▶ **Texto dado**
El óxido

Sí a la guerra

Forma parte de la condición humana desear imposibles y recurrir a la ley del mínimo esfuerzo para lograrlos. De ese modo pretendemos que nos toque la lotería sin jugar ni un solo décimo. Aspiramos a seducir sin que sea necesario el concurso de la mirada, de la palabra o de los gestos. Buscamos el milagro que solucione todos nuestros problemas como por arte de magia y sin necesidad de pagar peaje alguno por ello. Pero el mundo, para nuestra desgracia, no funciona como una maquinaria en la que un botón de encendido y apagado detiene los engranajes que nos provocan desdichas.

Ya la tragedia griega nos enseñó que en la vida rara vez nos toca escoger entre un bien y un mal. Habitualmente son dos males los que se presentan a nuestro juicio para que elijamos el menor de ellos. Y se trata siempre de una decisión difícil en la que nos dejamos algo por el camino; en la que pagamos un precio, en ocasiones demasiado alto, por poner freno a la tragedia. Nadie dijo que las elecciones morales fuesen sencillas. Más bien todo lo contrario. Si la cuestión consistiese en decir entre lo mejor y lo peor, sería fácil ponerse de acuerdo y el conflicto sería un escenario extraordinario de nuestra existencia. Pero la realidad es muy diferente. El conflicto es la norma y el acuerdo la excepción. Y el debate moral consiste en valorar cuanto se gana y cuanto se pierde con cada una de las decisiones que nos vemos obligados a tomar en la vida.

[Entradas de cuadros delimitadores]
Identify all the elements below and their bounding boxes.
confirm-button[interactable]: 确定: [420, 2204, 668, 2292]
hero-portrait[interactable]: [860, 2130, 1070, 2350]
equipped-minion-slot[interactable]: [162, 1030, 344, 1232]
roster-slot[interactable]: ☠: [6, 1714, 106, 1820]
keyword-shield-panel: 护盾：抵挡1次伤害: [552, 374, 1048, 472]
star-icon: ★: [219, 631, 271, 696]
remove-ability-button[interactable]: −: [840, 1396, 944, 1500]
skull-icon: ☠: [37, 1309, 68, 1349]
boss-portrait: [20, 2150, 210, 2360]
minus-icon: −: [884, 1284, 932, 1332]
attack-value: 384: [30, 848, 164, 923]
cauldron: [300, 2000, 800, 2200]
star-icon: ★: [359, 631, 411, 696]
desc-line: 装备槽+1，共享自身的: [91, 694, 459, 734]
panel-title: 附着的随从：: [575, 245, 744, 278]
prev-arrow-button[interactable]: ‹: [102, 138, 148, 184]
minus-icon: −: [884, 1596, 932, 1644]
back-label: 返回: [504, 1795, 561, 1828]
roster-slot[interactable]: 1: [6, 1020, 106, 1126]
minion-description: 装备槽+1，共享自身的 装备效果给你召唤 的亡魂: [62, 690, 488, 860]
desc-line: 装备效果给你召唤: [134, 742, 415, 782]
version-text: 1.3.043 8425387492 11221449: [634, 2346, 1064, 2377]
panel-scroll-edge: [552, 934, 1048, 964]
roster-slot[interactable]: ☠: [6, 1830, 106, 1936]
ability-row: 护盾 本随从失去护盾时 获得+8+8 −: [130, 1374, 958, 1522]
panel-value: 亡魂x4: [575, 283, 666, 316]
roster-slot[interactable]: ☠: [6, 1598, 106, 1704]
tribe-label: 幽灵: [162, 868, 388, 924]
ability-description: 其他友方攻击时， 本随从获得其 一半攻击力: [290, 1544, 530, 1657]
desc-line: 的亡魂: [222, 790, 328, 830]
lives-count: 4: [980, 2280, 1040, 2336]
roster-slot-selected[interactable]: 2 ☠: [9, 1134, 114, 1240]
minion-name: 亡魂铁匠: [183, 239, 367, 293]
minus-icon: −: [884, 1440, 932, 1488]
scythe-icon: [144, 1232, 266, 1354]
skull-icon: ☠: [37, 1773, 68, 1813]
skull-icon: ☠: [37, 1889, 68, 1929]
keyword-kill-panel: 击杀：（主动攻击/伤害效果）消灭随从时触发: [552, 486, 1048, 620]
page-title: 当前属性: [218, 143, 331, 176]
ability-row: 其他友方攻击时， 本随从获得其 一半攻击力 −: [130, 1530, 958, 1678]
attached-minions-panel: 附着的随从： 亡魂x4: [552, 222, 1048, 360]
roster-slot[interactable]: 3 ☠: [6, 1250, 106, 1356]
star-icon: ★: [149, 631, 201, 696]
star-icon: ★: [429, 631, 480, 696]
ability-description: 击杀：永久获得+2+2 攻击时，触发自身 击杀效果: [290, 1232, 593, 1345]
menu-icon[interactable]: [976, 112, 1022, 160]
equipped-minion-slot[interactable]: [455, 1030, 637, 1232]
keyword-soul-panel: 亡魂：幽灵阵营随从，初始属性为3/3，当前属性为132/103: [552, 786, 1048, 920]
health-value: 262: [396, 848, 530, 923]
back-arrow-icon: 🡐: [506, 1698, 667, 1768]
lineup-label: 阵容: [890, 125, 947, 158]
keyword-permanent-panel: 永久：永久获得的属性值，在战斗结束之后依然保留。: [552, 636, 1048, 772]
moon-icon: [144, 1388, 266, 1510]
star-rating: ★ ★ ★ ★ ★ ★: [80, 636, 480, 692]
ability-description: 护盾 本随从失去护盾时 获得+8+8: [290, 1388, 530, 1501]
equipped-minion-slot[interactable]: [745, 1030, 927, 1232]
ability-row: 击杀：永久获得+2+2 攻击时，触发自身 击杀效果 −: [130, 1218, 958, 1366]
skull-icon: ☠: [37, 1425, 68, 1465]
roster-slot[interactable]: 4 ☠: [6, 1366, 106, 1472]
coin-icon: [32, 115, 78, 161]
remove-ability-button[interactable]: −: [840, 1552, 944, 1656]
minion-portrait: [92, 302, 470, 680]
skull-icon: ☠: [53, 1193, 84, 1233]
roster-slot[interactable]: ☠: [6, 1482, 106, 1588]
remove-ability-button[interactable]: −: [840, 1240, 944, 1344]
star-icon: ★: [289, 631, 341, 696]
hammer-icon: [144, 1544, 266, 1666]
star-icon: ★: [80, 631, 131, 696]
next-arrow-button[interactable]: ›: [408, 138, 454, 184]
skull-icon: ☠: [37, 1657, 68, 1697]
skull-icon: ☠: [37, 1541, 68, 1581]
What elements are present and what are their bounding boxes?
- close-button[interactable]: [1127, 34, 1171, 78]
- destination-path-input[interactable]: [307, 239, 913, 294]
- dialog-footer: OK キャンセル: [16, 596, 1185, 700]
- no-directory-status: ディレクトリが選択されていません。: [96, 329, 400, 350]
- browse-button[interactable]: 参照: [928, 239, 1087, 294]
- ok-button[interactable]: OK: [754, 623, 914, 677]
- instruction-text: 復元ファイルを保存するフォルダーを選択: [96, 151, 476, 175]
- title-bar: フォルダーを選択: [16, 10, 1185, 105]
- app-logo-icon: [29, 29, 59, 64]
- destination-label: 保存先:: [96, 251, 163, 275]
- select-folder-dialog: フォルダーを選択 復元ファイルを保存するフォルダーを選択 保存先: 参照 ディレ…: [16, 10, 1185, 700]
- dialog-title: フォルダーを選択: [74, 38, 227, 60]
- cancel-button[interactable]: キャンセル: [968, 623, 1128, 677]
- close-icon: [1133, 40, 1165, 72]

▶ **Lista de tareas**
A: Enumera los deseos imposibles que, según el primer párrafo del artículo «Sí a la guerra», pretendemos lograr con el mínimo esfuerzo.
B: Retoma el artículo «Sí a la guerra» justo después de su última oración y escribe cómo sigue.

▶ **Las respuestas**
A:
- Que nos toque la lotería sin jugar ni un solo décimo.
- Seducir sin que sea necesario el concurso de la mirada, de la palabra o de los gestos.
- Encontrar el milagro que solucione todos nuestros problemas como por arte de magia y sin pagar peaje alguno por ello.

B:
Decía Giovanni Sartori que lo que diferencia a la derecha de la izquierda es que esta última es virtuosa. La izquierda es siempre moral y suele estar guiada por una concepción particular del bien que en demasiadas ocasiones de nuestra historia reciente ha sido dramáticamente errada. Pero nos guía esa búsqueda del bien común que la derecha, siempre más preocupada por el interés particular, desprecia por ingenua e idealista. Ser de izquierdas es vivir en un conflicto permanente que nunca se resuelve de manera enteramente satisfactoria. En eso consiste el pensamiento crítico. Lo contrario es pura consigna, muy útil como mecanismo de autoafirmación pero vacua para la reflexión sobre como construir un mundo más habitable.

En estos días de fin de verano el mundo vive al borde de una nueva guerra en ese polvorín que es Oriente Medio desde hace ya muchas décadas. Algunos de nosotros ya hemos desempolvado la pegatina del No a la Guerra que lucimos hace diez años para combatir aquella aventura bélica injusta e ilegal que fue la de Iraq. Volveremos a salir a la calle gritando consignas antimilitaristas y condenando un bombardeo que provocará, sin lugar a dudas, aquello que en un ejercicio de hipocresía y mezquindad alguien decidió bautizar como "víctimas colaterales".

Pero por más que clamemos contra esas "campañas humanitarias" que más bien suelen añadir una nueva tragedia a la ya existente, no podemos pasar por alto un dilema moral que no puede ser resuelto a golpe de consigna. ¿Cómo parar una agresión como la que está cometiendo Al Assad contra su propio pueblo? ¿Cómo detener la masacre de cientos de inocentes con armas químicas que ha perpetrado el ejercito sirio? Algunos dirán, no sin razón, que la solución a esas cuestiones no pueden venir de la mano de campañas de bombardeos masivos que, por muy selectivos que se pretendan, provocan víctimas inocentes y destrozan las infraestructuras de países muchas veces azotados por la miseria. Esa fórmula de guerra aséptica (tan solo para el agresor, nunca para el agredido) en la que las víctimas propias son producto más bien del fuego amigo y de los accidentes que del combate, rara vez tiene la virtud de poner freno a los genocidios o librar a los pueblos de sus propios sátrapas. Pero probablemente la fuerza, algún tipo de fuerza, sea inevitable para no repetir catástrofes como las de Ruanda o Bosnia, en las que la comunidad internacional miró para otro lado y después se rasgó sus propias vestiduras ante la tragedia no impedida.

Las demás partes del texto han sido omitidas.